[Saved entries]
::::

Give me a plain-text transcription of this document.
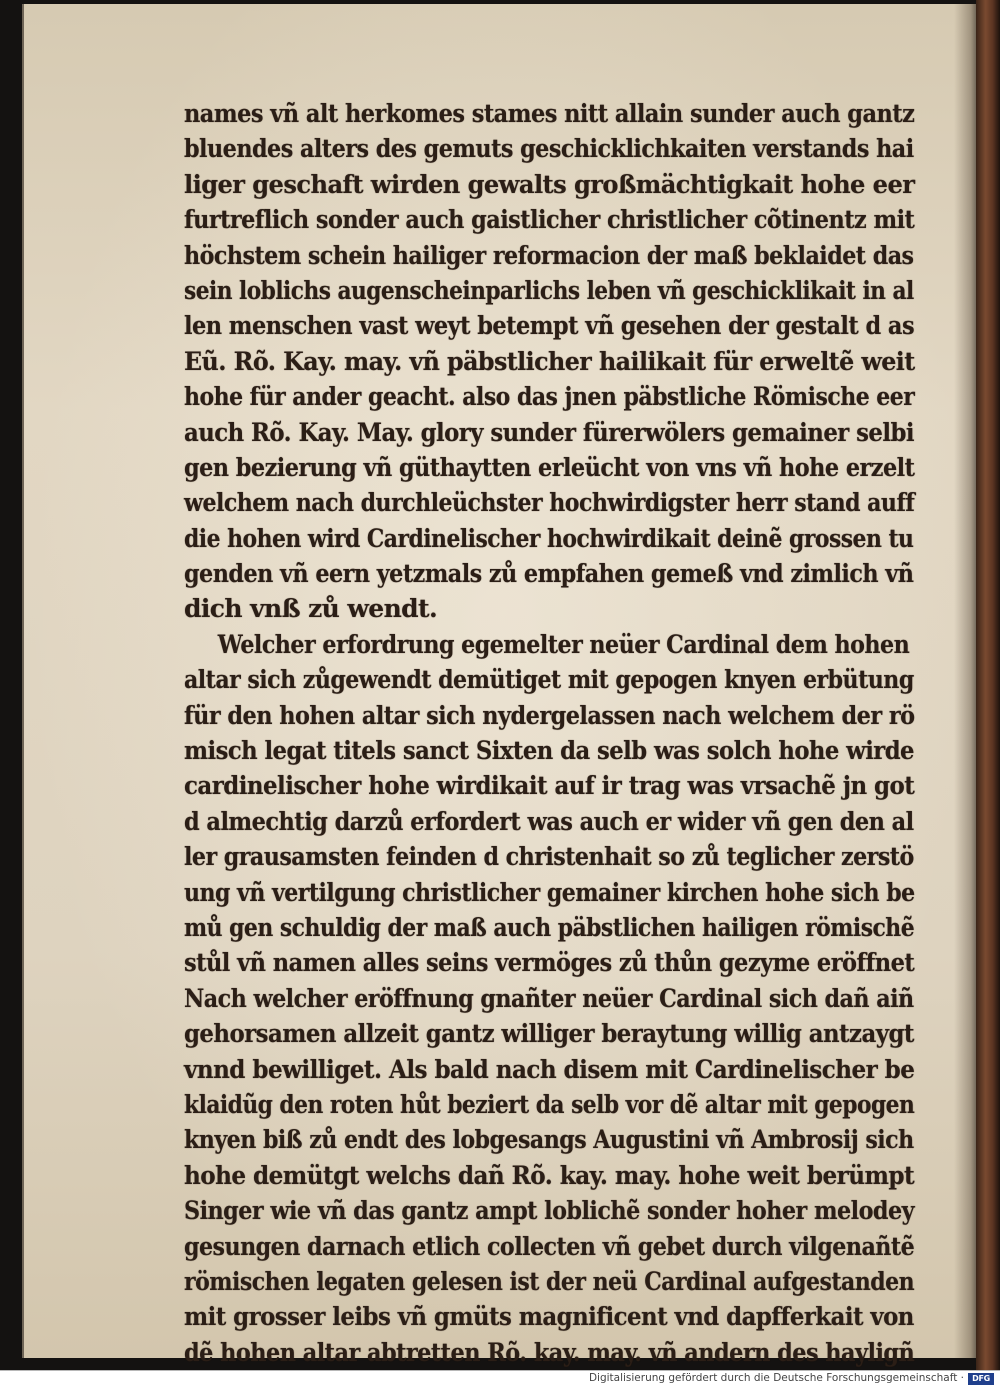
names vñ alt herkomes stames nitt allain sunder auch gantz
bluendes alters des gemuts geschicklichkaiten verstands hai
liger geschaft wirden gewalts großmächtigkait hohe eer
furtreflich sonder auch gaistlicher christlicher cõtinentz mit
höchstem schein hailiger reformacion der maß beklaidet das
sein loblichs augenscheinparlichs leben vñ geschicklikait in al
len menschen vast weyt betempt vñ gesehen der gestalt d as
Eũ. Rõ. Kay. may. vñ päbstlicher hailikait für erweltẽ weit
hohe für ander geacht. also das jnen päbstliche Römische eer
auch Rõ. Kay. May. glory sunder fürerwölers gemainer selbi
gen bezierung vñ güthaytten erleücht von vns vñ hohe erzelt
welchem nach durchleüchster hochwirdigster herr stand auff
die hohen wird Cardinelischer hochwirdikait deinẽ grossen tu
genden vñ eern yetzmals zů empfahen gemeß vnd zimlich vñ
dich vnß zů wendt.
Welcher erfordrung egemelter neüer Cardinal dem hohen
altar sich zůgewendt demütiget mit gepogen knyen erbütung
für den hohen altar sich nydergelassen nach welchem der rö
misch legat titels sanct Sixten da selb was solch hohe wirde
cardinelischer hohe wirdikait auf ir trag was vrsachẽ jn got
d almechtig darzů erfordert was auch er wider vñ gen den al
ler grausamsten feinden d christenhait so zů teglicher zerstö
ung vñ vertilgung christlicher gemainer kirchen hohe sich be
mů gen schuldig der maß auch päbstlichen hailigen römischẽ
stůl vñ namen alles seins vermöges zů thůn gezyme eröffnet
Nach welcher eröffnung gnañter neüer Cardinal sich dañ aiñ
gehorsamen allzeit gantz williger beraytung willig antzaygt
vnnd bewilliget. Als bald nach disem mit Cardinelischer be
klaidũg den roten hůt beziert da selb vor dẽ altar mit gepogen
knyen biß zů endt des lobgesangs Augustini vñ Ambrosij sich
hohe demütgt welchs dañ Rõ. kay. may. hohe weit berümpt
Singer wie vñ das gantz ampt loblichẽ sonder hoher melodey
gesungen darnach etlich collecten vñ gebet durch vilgenañtẽ
römischen legaten gelesen ist der neü Cardinal aufgestanden
mit grosser leibs vñ gmüts magnificent vnd dapfferkait von
dẽ hohen altar abtretten Rõ. kay. may. vñ andern des hayligñ
Digitalisierung gefördert durch die Deutsche Forschungsgemeinschaft ·	DFG
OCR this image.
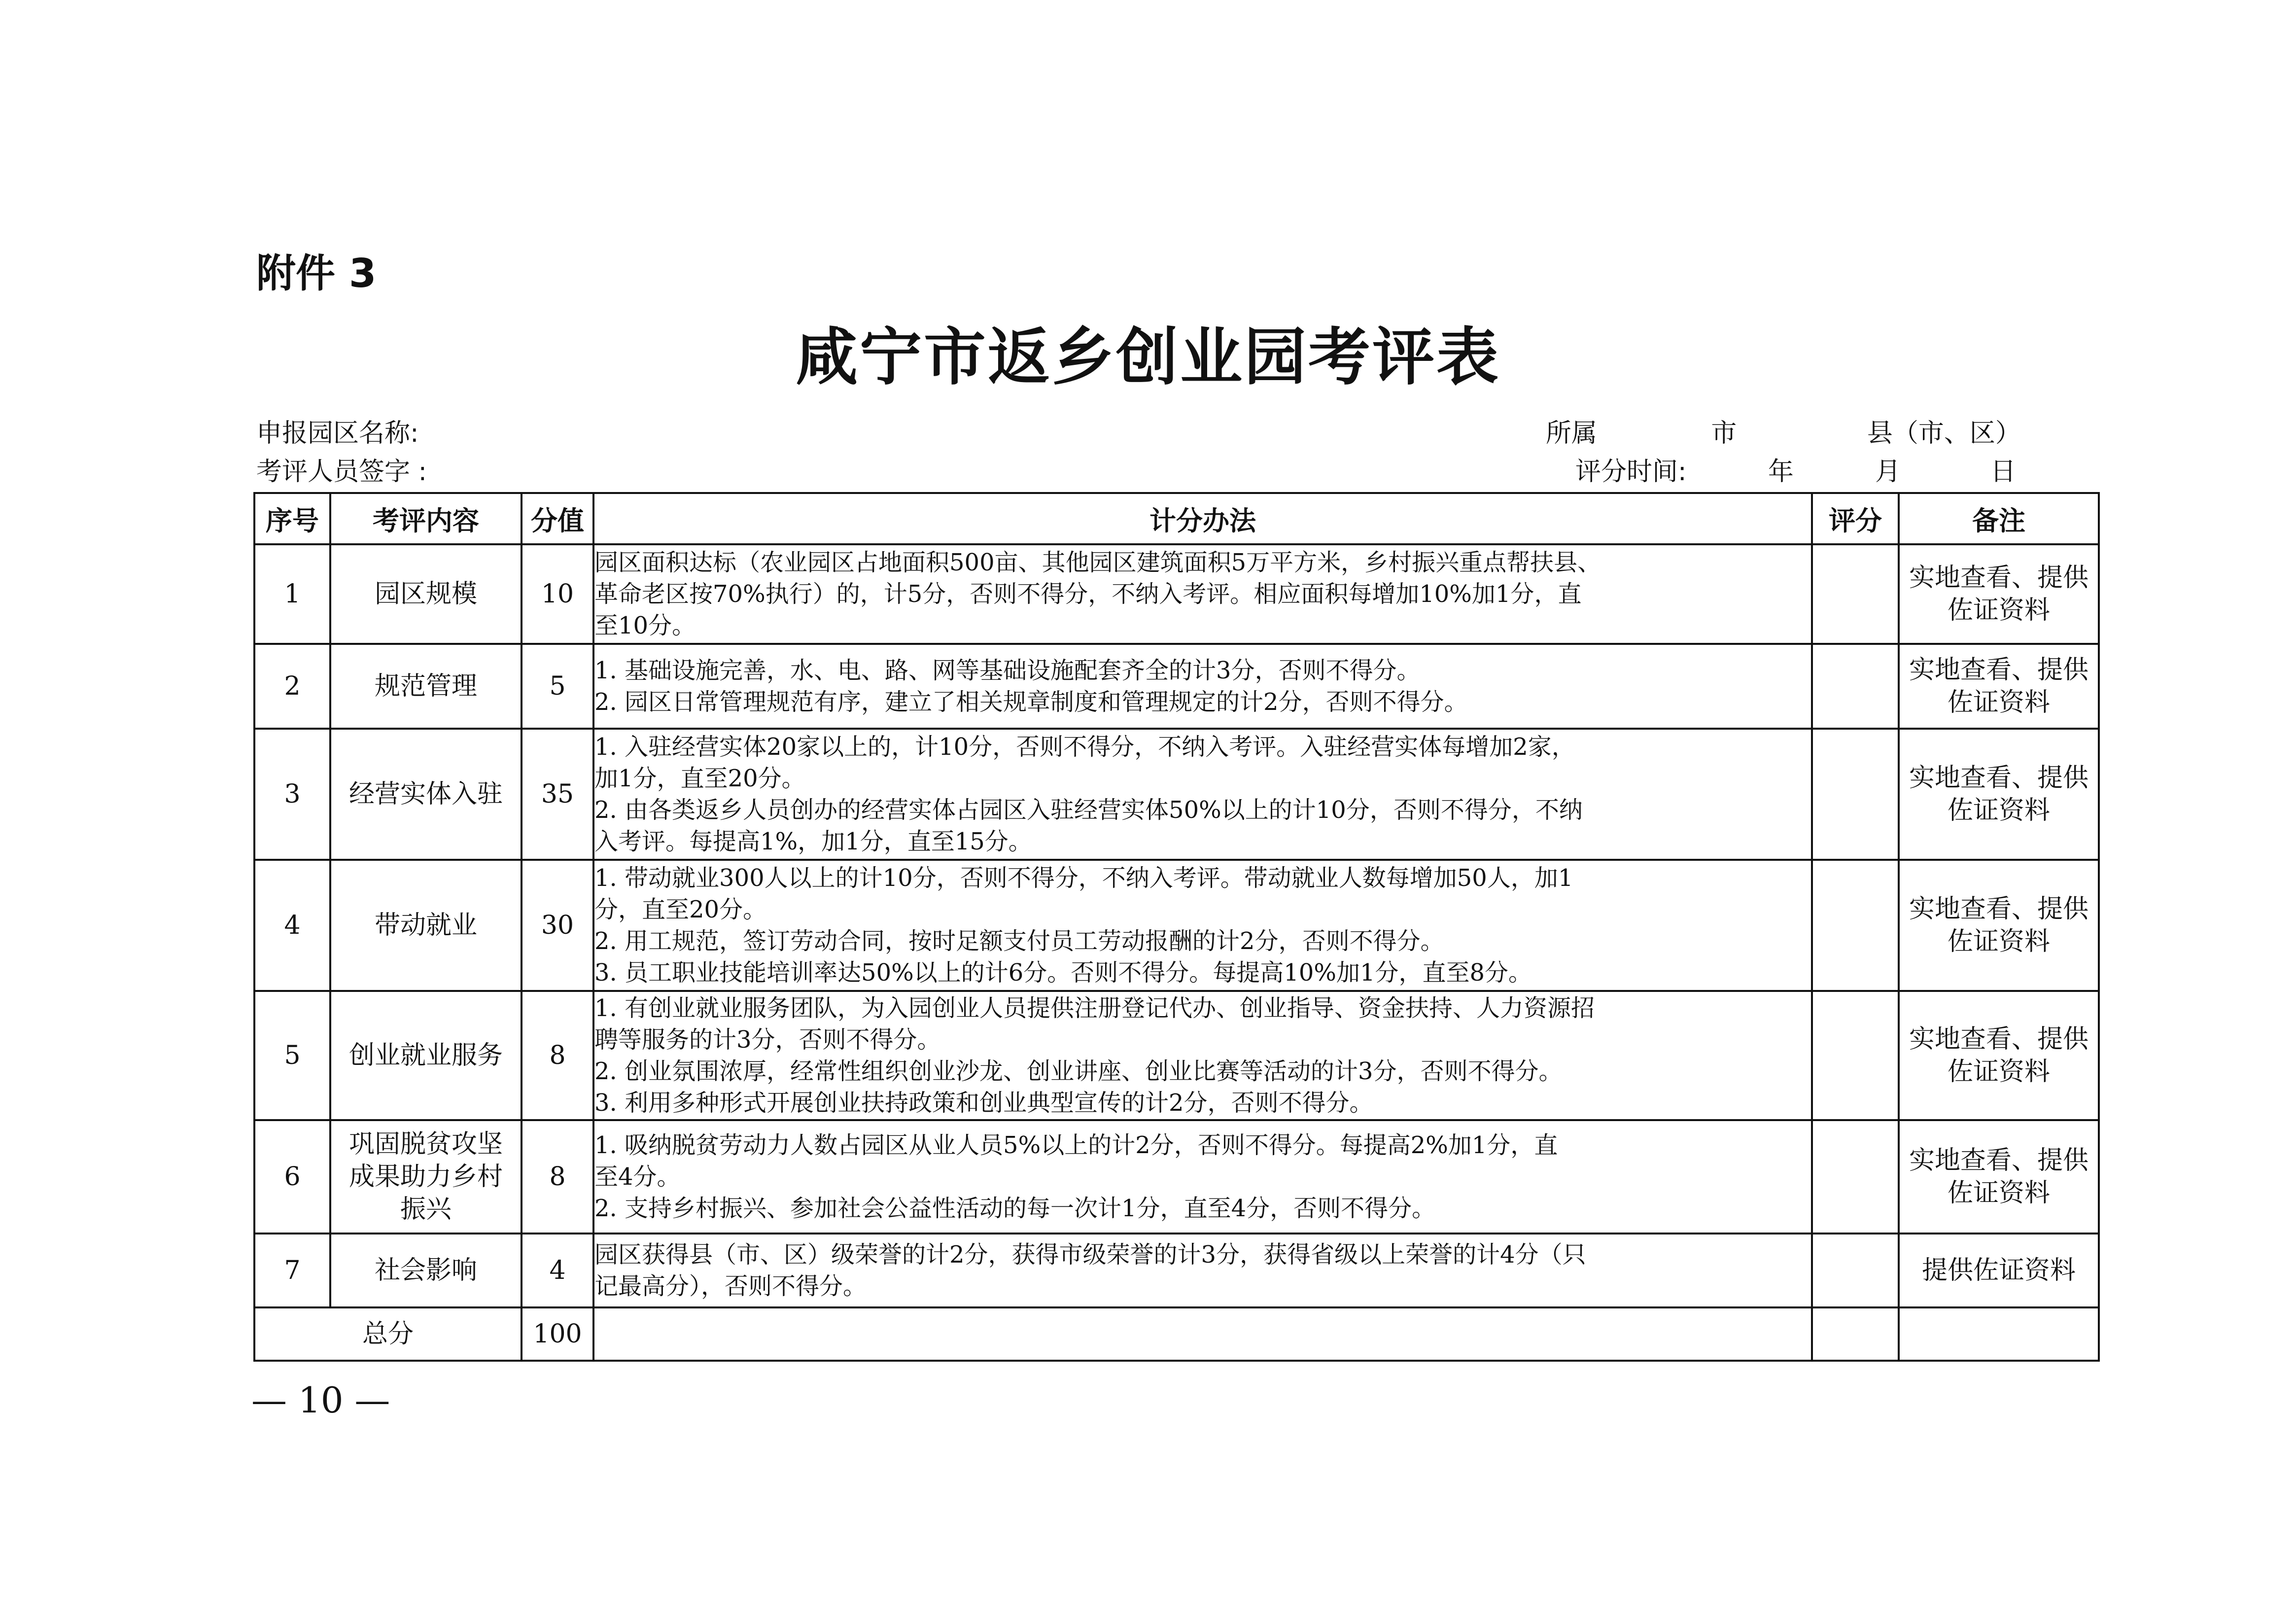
附件 3
咸宁市返乡创业园考评表
申报园区名称:
考评人员签字 :
所属              市                县（市、区）
评分时间:          年          月           日
序号	考评内容	分值	计分办法	评分	备注
1	园区规模	10	园区面积达标（农业园区占地面积500亩、其他园区建筑面积5万平方米，乡村振兴重点帮扶县、
革命老区按70%执行）的，计5分，否则不得分，不纳入考评。相应面积每增加10%加1分，直
至10分。		实地查看、提供佐证资料
2	规范管理	5	1. 基础设施完善，水、电、路、网等基础设施配套齐全的计3分，否则不得分。
2. 园区日常管理规范有序，建立了相关规章制度和管理规定的计2分，否则不得分。		实地查看、提供佐证资料
3	经营实体入驻	35	1. 入驻经营实体20家以上的，计10分，否则不得分，不纳入考评。入驻经营实体每增加2家，
加1分，直至20分。
2. 由各类返乡人员创办的经营实体占园区入驻经营实体50%以上的计10分，否则不得分，不纳
入考评。每提高1%，加1分，直至15分。		实地查看、提供佐证资料
4	带动就业	30	1. 带动就业300人以上的计10分，否则不得分，不纳入考评。带动就业人数每增加50人，加1
分，直至20分。
2. 用工规范，签订劳动合同，按时足额支付员工劳动报酬的计2分，否则不得分。
3. 员工职业技能培训率达50%以上的计6分。否则不得分。每提高10%加1分，直至8分。		实地查看、提供佐证资料
5	创业就业服务	8	1. 有创业就业服务团队，为入园创业人员提供注册登记代办、创业指导、资金扶持、人力资源招
聘等服务的计3分，否则不得分。
2. 创业氛围浓厚，经常性组织创业沙龙、创业讲座、创业比赛等活动的计3分，否则不得分。
3. 利用多种形式开展创业扶持政策和创业典型宣传的计2分，否则不得分。		实地查看、提供佐证资料
6	巩固脱贫攻坚成果助力乡村振兴	8	1. 吸纳脱贫劳动力人数占园区从业人员5%以上的计2分，否则不得分。每提高2%加1分，直
至4分。
2. 支持乡村振兴、参加社会公益性活动的每一次计1分，直至4分，否则不得分。		实地查看、提供佐证资料
7	社会影响	4	园区获得县（市、区）级荣誉的计2分，获得市级荣誉的计3分，获得省级以上荣誉的计4分（只
记最高分），否则不得分。		提供佐证资料
总分		100			
— 10 —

::::

Your objective:
State how many lines of the material contain the string "sunder", with no other words.

Result:
2